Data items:
** Start **
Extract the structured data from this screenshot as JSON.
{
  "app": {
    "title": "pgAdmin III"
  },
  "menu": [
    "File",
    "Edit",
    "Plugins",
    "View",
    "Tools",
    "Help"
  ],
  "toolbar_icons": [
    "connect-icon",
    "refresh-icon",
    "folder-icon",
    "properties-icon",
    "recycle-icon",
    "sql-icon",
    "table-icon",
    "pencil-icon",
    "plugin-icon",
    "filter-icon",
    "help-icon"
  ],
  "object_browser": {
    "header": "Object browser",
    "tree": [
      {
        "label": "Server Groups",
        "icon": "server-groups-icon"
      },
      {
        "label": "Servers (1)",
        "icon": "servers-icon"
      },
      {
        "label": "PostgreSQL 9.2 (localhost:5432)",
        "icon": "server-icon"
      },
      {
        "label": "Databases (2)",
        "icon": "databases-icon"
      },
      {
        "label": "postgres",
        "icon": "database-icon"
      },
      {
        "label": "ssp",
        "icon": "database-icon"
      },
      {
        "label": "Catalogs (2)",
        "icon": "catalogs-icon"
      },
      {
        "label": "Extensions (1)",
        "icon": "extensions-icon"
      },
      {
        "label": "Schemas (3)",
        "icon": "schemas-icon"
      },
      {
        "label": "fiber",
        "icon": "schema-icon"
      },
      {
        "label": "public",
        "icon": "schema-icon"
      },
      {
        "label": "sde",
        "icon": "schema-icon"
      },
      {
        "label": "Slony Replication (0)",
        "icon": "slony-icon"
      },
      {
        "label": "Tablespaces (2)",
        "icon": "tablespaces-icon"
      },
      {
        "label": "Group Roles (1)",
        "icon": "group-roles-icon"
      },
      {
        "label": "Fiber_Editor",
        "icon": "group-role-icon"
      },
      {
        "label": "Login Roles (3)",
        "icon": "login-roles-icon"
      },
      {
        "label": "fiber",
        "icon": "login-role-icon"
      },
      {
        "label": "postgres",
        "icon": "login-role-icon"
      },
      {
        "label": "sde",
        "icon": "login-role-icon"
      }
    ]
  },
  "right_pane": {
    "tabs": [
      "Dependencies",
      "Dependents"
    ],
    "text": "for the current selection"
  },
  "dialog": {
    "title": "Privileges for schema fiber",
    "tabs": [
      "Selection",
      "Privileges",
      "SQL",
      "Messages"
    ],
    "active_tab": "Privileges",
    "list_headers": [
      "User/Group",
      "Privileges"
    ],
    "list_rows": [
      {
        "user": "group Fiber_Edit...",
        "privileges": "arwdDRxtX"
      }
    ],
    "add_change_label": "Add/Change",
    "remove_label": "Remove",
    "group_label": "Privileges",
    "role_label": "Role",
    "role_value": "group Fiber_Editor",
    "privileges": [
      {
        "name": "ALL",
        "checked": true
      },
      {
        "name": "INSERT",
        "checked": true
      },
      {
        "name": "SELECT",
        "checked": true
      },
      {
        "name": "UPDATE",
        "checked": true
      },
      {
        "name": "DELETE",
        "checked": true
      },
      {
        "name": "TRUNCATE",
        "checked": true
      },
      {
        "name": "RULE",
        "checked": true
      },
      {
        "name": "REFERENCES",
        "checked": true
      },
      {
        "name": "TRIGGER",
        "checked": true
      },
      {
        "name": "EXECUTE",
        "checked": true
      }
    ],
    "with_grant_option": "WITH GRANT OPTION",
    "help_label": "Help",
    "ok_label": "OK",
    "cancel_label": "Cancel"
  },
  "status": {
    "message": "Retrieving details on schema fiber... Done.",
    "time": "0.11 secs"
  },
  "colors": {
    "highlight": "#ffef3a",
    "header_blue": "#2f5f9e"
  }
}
** End **
Please reproduce every line of the material word for word.

Extract the structured data from this screenshot as JSON.
{
  "app": {
    "title": "pgAdmin III"
  },
  "menu": [
    "File",
    "Edit",
    "Plugins",
    "View",
    "Tools",
    "Help"
  ],
  "toolbar_icons": [
    "connect-icon",
    "refresh-icon",
    "folder-icon",
    "properties-icon",
    "recycle-icon",
    "sql-icon",
    "table-icon",
    "pencil-icon",
    "plugin-icon",
    "filter-icon",
    "help-icon"
  ],
  "object_browser": {
    "header": "Object browser",
    "tree": [
      {
        "label": "Server Groups",
        "icon": "server-groups-icon"
      },
      {
        "label": "Servers (1)",
        "icon": "servers-icon"
      },
      {
        "label": "PostgreSQL 9.2 (localhost:5432)",
        "icon": "server-icon"
      },
      {
        "label": "Databases (2)",
        "icon": "databases-icon"
      },
      {
        "label": "postgres",
        "icon": "database-icon"
      },
      {
        "label": "ssp",
        "icon": "database-icon"
      },
      {
        "label": "Catalogs (2)",
        "icon": "catalogs-icon"
      },
      {
        "label": "Extensions (1)",
        "icon": "extensions-icon"
      },
      {
        "label": "Schemas (3)",
        "icon": "schemas-icon"
      },
      {
        "label": "fiber",
        "icon": "schema-icon"
      },
      {
        "label": "public",
        "icon": "schema-icon"
      },
      {
        "label": "sde",
        "icon": "schema-icon"
      },
      {
        "label": "Slony Replication (0)",
        "icon": "slony-icon"
      },
      {
        "label": "Tablespaces (2)",
        "icon": "tablespaces-icon"
      },
      {
        "label": "Group Roles (1)",
        "icon": "group-roles-icon"
      },
      {
        "label": "Fiber_Editor",
        "icon": "group-role-icon"
      },
      {
        "label": "Login Roles (3)",
        "icon": "login-roles-icon"
      },
      {
        "label": "fiber",
        "icon": "login-role-icon"
      },
      {
        "label": "postgres",
        "icon": "login-role-icon"
      },
      {
        "label": "sde",
        "icon": "login-role-icon"
      }
    ]
  },
  "right_pane": {
    "tabs": [
      "Dependencies",
      "Dependents"
    ],
    "text": "for the current selection"
  },
  "dialog": {
    "title": "Privileges for schema fiber",
    "tabs": [
      "Selection",
      "Privileges",
      "SQL",
      "Messages"
    ],
    "active_tab": "Privileges",
    "list_headers": [
      "User/Group",
      "Privileges"
    ],
    "list_rows": [
      {
        "user": "group Fiber_Edit...",
        "privileges": "arwdDRxtX"
      }
    ],
    "add_change_label": "Add/Change",
    "remove_label": "Remove",
    "group_label": "Privileges",
    "role_label": "Role",
    "role_value": "group Fiber_Editor",
    "privileges": [
      {
        "name": "ALL",
        "checked": true
      },
      {
        "name": "INSERT",
        "checked": true
      },
      {
        "name": "SELECT",
        "checked": true
      },
      {
        "name": "UPDATE",
        "checked": true
      },
      {
        "name": "DELETE",
        "checked": true
      },
      {
        "name": "TRUNCATE",
        "checked": true
      },
      {
        "name": "RULE",
        "checked": true
      },
      {
        "name": "REFERENCES",
        "checked": true
      },
      {
        "name": "TRIGGER",
        "checked": true
      },
      {
        "name": "EXECUTE",
        "checked": true
      }
    ],
    "with_grant_option": "WITH GRANT OPTION",
    "help_label": "Help",
    "ok_label": "OK",
    "cancel_label": "Cancel"
  },
  "status": {
    "message": "Retrieving details on schema fiber... Done.",
    "time": "0.11 secs"
  },
  "colors": {
    "highlight": "#ffef3a",
    "header_blue": "#2f5f9e"
  }
}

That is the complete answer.